> **PROVIDED INFORMATION**:

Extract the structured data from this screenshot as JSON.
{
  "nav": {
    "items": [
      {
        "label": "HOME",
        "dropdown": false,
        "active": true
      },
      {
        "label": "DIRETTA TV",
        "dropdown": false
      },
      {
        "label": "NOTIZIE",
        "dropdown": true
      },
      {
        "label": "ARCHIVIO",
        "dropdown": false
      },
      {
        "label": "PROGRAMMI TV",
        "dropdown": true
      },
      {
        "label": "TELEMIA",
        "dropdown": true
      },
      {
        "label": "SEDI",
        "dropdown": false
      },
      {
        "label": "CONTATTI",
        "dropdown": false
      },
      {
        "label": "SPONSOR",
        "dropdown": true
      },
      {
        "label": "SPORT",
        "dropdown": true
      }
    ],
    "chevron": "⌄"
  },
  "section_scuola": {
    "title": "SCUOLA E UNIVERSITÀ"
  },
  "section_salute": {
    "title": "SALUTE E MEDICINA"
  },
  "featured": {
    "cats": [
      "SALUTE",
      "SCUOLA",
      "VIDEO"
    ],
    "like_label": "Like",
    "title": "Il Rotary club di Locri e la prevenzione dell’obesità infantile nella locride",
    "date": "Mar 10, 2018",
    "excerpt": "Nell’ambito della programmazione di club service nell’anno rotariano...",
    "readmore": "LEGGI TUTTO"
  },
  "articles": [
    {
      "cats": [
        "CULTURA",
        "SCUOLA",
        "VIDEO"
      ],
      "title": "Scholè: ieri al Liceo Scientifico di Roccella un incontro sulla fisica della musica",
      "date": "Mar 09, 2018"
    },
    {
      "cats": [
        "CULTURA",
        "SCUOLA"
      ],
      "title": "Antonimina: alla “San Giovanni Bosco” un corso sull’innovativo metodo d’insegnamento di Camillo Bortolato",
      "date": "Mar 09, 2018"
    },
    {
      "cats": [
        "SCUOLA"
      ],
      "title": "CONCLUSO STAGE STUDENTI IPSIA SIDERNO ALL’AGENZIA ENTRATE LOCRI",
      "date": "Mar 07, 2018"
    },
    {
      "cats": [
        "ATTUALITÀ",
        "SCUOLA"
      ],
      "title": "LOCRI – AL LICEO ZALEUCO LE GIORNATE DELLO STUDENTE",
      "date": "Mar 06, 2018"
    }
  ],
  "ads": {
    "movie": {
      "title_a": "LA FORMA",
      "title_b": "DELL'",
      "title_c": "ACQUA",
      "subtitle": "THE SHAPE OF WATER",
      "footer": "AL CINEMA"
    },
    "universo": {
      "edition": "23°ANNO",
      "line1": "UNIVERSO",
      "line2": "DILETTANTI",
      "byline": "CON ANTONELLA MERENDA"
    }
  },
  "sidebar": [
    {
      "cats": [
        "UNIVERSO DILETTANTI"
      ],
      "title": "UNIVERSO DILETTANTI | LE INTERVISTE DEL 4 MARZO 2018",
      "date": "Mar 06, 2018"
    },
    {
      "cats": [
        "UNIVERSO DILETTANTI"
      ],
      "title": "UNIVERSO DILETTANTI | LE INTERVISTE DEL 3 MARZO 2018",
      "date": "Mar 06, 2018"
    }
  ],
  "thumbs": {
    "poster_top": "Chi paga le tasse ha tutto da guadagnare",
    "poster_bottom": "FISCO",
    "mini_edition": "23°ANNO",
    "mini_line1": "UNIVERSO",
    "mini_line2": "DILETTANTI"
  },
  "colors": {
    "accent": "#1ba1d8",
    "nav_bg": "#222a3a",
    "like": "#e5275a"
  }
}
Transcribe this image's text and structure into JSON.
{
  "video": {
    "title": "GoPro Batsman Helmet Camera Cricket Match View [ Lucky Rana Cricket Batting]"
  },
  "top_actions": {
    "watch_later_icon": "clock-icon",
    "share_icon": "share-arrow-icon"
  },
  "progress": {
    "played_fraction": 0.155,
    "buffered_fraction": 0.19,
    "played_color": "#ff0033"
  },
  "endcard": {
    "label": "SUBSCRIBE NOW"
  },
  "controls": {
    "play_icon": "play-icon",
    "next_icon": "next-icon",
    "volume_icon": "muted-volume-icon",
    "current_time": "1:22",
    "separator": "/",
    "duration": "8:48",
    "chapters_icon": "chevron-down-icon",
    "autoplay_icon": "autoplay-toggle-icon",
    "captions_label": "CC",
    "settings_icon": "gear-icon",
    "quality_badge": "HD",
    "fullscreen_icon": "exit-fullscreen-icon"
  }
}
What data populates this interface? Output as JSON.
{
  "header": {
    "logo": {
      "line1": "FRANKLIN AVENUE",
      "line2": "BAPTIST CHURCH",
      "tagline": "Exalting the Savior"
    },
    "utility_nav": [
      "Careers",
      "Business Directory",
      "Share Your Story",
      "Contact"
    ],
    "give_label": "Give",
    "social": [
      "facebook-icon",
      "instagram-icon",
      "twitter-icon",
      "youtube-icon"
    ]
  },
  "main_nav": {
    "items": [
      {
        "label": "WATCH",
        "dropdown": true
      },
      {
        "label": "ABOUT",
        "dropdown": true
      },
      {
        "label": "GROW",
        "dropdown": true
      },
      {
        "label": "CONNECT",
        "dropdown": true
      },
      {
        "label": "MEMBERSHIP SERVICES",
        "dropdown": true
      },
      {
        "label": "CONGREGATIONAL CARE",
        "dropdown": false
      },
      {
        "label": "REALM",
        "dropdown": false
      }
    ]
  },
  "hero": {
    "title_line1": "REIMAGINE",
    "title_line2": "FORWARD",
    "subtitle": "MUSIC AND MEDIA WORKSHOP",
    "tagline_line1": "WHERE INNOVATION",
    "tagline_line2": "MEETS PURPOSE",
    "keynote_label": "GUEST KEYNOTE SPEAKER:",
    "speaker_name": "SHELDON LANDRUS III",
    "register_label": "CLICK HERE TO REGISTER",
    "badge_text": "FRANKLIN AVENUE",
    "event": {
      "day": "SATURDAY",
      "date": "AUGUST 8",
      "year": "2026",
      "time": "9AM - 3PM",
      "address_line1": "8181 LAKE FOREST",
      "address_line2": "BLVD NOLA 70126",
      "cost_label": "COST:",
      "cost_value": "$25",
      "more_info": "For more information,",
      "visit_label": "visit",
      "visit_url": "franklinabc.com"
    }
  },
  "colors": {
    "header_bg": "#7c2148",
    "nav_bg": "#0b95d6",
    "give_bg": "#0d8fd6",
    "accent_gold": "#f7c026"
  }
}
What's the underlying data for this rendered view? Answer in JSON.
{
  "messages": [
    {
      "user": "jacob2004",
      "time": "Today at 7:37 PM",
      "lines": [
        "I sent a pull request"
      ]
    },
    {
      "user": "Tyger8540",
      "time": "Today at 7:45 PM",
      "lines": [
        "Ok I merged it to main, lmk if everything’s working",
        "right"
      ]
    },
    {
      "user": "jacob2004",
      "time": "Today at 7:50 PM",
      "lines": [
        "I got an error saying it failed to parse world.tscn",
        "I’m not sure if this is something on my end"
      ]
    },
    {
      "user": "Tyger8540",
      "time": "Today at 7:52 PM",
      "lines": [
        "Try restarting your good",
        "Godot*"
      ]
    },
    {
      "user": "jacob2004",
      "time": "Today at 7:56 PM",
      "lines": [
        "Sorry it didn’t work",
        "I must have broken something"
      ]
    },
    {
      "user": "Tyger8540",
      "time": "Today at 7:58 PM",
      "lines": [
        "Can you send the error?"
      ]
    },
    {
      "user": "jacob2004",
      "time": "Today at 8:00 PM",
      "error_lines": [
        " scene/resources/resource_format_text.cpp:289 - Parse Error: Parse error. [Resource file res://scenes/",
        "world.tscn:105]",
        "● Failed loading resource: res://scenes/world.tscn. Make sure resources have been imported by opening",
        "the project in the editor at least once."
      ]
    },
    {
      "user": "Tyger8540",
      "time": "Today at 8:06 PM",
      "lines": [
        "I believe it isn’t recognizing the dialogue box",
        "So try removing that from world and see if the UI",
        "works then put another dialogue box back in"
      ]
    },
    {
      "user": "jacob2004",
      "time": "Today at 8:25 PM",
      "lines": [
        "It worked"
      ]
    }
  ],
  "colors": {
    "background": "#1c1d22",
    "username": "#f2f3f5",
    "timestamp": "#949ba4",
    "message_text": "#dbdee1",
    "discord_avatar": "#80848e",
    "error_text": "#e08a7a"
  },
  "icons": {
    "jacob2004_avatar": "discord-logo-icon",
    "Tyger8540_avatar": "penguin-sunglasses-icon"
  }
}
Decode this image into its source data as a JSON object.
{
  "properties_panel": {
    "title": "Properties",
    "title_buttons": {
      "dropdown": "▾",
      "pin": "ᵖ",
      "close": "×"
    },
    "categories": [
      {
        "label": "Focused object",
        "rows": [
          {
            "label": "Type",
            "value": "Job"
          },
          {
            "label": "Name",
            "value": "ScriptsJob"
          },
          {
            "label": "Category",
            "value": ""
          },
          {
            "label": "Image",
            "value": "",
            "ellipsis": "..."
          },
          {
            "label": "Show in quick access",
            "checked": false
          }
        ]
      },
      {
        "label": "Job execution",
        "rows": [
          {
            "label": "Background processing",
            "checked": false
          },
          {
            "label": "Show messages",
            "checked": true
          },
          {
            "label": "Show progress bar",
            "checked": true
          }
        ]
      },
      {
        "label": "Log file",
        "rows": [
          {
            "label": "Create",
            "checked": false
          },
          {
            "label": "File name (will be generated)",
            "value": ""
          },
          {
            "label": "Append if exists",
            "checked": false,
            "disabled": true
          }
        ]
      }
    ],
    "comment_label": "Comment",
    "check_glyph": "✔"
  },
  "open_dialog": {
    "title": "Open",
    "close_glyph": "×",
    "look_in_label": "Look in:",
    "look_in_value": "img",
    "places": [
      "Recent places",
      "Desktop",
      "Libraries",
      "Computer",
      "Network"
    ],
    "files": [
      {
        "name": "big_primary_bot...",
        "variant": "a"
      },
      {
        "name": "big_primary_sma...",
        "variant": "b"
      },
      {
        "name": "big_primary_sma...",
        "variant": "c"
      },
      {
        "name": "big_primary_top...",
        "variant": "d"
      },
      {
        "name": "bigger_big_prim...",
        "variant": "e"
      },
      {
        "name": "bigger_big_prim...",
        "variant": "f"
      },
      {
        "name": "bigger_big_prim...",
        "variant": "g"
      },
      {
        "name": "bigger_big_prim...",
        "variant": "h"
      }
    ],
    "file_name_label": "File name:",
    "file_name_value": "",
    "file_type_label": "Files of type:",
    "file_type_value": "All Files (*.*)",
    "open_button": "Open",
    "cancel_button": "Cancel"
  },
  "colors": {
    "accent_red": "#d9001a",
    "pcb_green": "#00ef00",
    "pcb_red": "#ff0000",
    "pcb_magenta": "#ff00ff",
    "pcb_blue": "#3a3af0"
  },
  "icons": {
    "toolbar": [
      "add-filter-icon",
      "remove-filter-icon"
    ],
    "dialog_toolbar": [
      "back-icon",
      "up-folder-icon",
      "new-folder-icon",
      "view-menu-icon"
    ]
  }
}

> **AIM**:
Search the records for the word "chevron", then list every line that has it.

> **FINAL RESULT**:
    "chevron": "⌄"
    "chapters_icon": "chevron-down-icon",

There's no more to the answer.